DIRECTIONS —
Copy each line holding the string "Prazo".

DATASET EXCERPTS —
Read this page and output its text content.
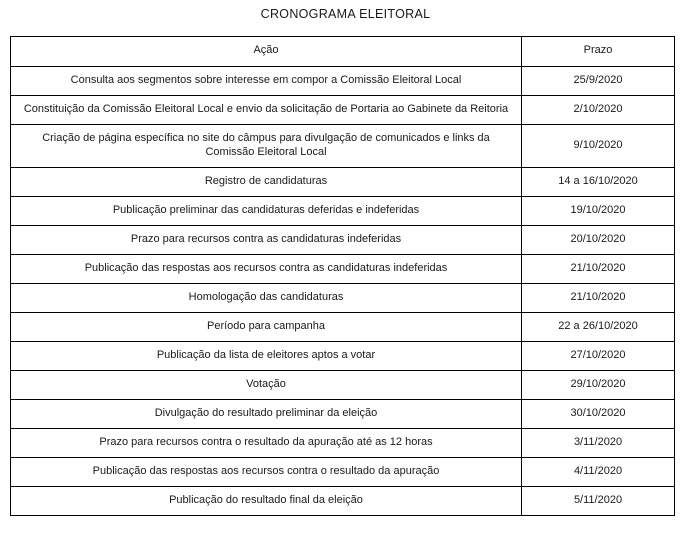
CRONOGRAMA ELEITORAL
Ação	Prazo
Consulta aos segmentos sobre interesse em compor a Comissão Eleitoral Local	25/9/2020
Constituição da Comissão Eleitoral Local e envio da solicitação de Portaria ao Gabinete da Reitoria	2/10/2020
Criação de página específica no site do câmpus para divulgação de comunicados e links da Comissão Eleitoral Local	9/10/2020
Registro de candidaturas	14 a 16/10/2020
Publicação preliminar das candidaturas deferidas e indeferidas	19/10/2020
Prazo para recursos contra as candidaturas indeferidas	20/10/2020
Publicação das respostas aos recursos contra as candidaturas indeferidas	21/10/2020
Homologação das candidaturas	21/10/2020
Período para campanha	22 a 26/10/2020
Publicação da lista de eleitores aptos a votar	27/10/2020
Votação	29/10/2020
Divulgação do resultado preliminar da eleição	30/10/2020
Prazo para recursos contra o resultado da apuração até as 12 horas	3/11/2020
Publicação das respostas aos recursos contra o resultado da apuração	4/11/2020
Publicação do resultado final da eleição	5/11/2020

RESULT OF THIS TASK —
Ação	Prazo
Prazo para recursos contra as candidaturas indeferidas	20/10/2020
Prazo para recursos contra o resultado da apuração até as 12 horas	3/11/2020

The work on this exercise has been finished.